* **Exercise details**: Copy out the listing that follows, exactly, without its pictures.

Dataset records:

====================

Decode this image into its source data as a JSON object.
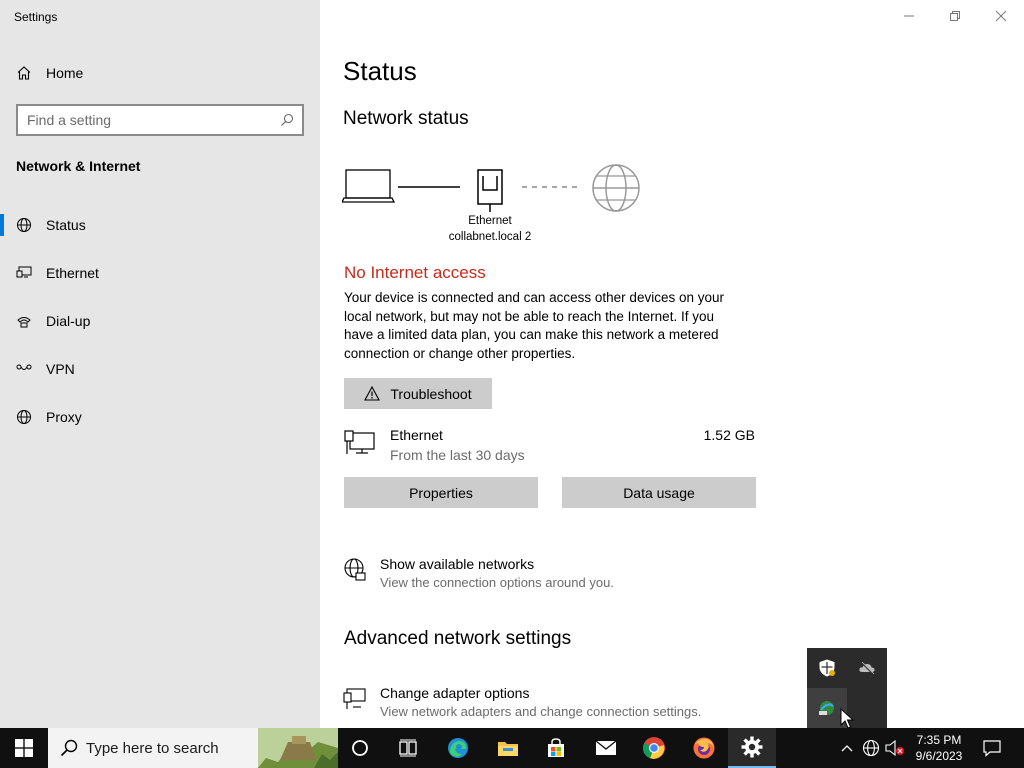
{
  "window": {
    "title": "Settings",
    "minimize_glyph": "—",
    "maximize_glyph": "❐",
    "close_glyph": "✕"
  },
  "sidebar": {
    "home_label": "Home",
    "search_placeholder": "Find a setting",
    "section_title": "Network & Internet",
    "items": [
      {
        "label": "Status",
        "icon": "status-icon",
        "selected": true
      },
      {
        "label": "Ethernet",
        "icon": "ethernet-icon",
        "selected": false
      },
      {
        "label": "Dial-up",
        "icon": "dial-up-icon",
        "selected": false
      },
      {
        "label": "VPN",
        "icon": "vpn-icon",
        "selected": false
      },
      {
        "label": "Proxy",
        "icon": "globe-icon",
        "selected": false
      }
    ]
  },
  "main": {
    "page_title": "Status",
    "network_status_heading": "Network status",
    "diagram": {
      "adapter_name": "Ethernet",
      "network_name": "collabnet.local 2"
    },
    "alert_title": "No Internet access",
    "alert_text": "Your device is connected and can access other devices on your local network, but may not be able to reach the Internet. If you have a limited data plan, you can make this network a metered connection or change other properties.",
    "troubleshoot_label": "Troubleshoot",
    "usage": {
      "name": "Ethernet",
      "period": "From the last 30 days",
      "amount": "1.52 GB"
    },
    "properties_label": "Properties",
    "data_usage_label": "Data usage",
    "show_networks": {
      "title": "Show available networks",
      "subtitle": "View the connection options around you."
    },
    "advanced_heading": "Advanced network settings",
    "adapter_options": {
      "title": "Change adapter options",
      "subtitle": "View network adapters and change connection settings."
    }
  },
  "taskbar": {
    "search_placeholder": "Type here to search",
    "pinned": [
      "cortana-icon",
      "task-view-icon",
      "edge-icon",
      "file-explorer-icon",
      "store-icon",
      "mail-icon",
      "chrome-icon",
      "firefox-icon",
      "settings-icon"
    ],
    "clock_time": "7:35 PM",
    "clock_date": "9/6/2023",
    "accent": "#76b9ed"
  },
  "colors": {
    "sidebar_bg": "#e6e6e6",
    "selected_bar": "#0078d7",
    "alert_red": "#c42b1c",
    "button_bg": "#cccccc",
    "taskbar_bg": "#101010"
  }
}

====================

* **Solution for this exercise**:
Decode this image into its source data as a JSON object.
{
  "window": {
    "title": "Settings",
    "minimize_glyph": "—",
    "maximize_glyph": "❐",
    "close_glyph": "✕"
  },
  "sidebar": {
    "home_label": "Home",
    "search_placeholder": "Find a setting",
    "section_title": "Network & Internet",
    "items": [
      {
        "label": "Status",
        "icon": "status-icon",
        "selected": true
      },
      {
        "label": "Ethernet",
        "icon": "ethernet-icon",
        "selected": false
      },
      {
        "label": "Dial-up",
        "icon": "dial-up-icon",
        "selected": false
      },
      {
        "label": "VPN",
        "icon": "vpn-icon",
        "selected": false
      },
      {
        "label": "Proxy",
        "icon": "globe-icon",
        "selected": false
      }
    ]
  },
  "main": {
    "page_title": "Status",
    "network_status_heading": "Network status",
    "diagram": {
      "adapter_name": "Ethernet",
      "network_name": "collabnet.local 2"
    },
    "alert_title": "No Internet access",
    "alert_text": "Your device is connected and can access other devices on your local network, but may not be able to reach the Internet. If you have a limited data plan, you can make this network a metered connection or change other properties.",
    "troubleshoot_label": "Troubleshoot",
    "usage": {
      "name": "Ethernet",
      "period": "From the last 30 days",
      "amount": "1.52 GB"
    },
    "properties_label": "Properties",
    "data_usage_label": "Data usage",
    "show_networks": {
      "title": "Show available networks",
      "subtitle": "View the connection options around you."
    },
    "advanced_heading": "Advanced network settings",
    "adapter_options": {
      "title": "Change adapter options",
      "subtitle": "View network adapters and change connection settings."
    }
  },
  "taskbar": {
    "search_placeholder": "Type here to search",
    "pinned": [
      "cortana-icon",
      "task-view-icon",
      "edge-icon",
      "file-explorer-icon",
      "store-icon",
      "mail-icon",
      "chrome-icon",
      "firefox-icon",
      "settings-icon"
    ],
    "clock_time": "7:35 PM",
    "clock_date": "9/6/2023",
    "accent": "#76b9ed"
  },
  "colors": {
    "sidebar_bg": "#e6e6e6",
    "selected_bar": "#0078d7",
    "alert_red": "#c42b1c",
    "button_bg": "#cccccc",
    "taskbar_bg": "#101010"
  }
}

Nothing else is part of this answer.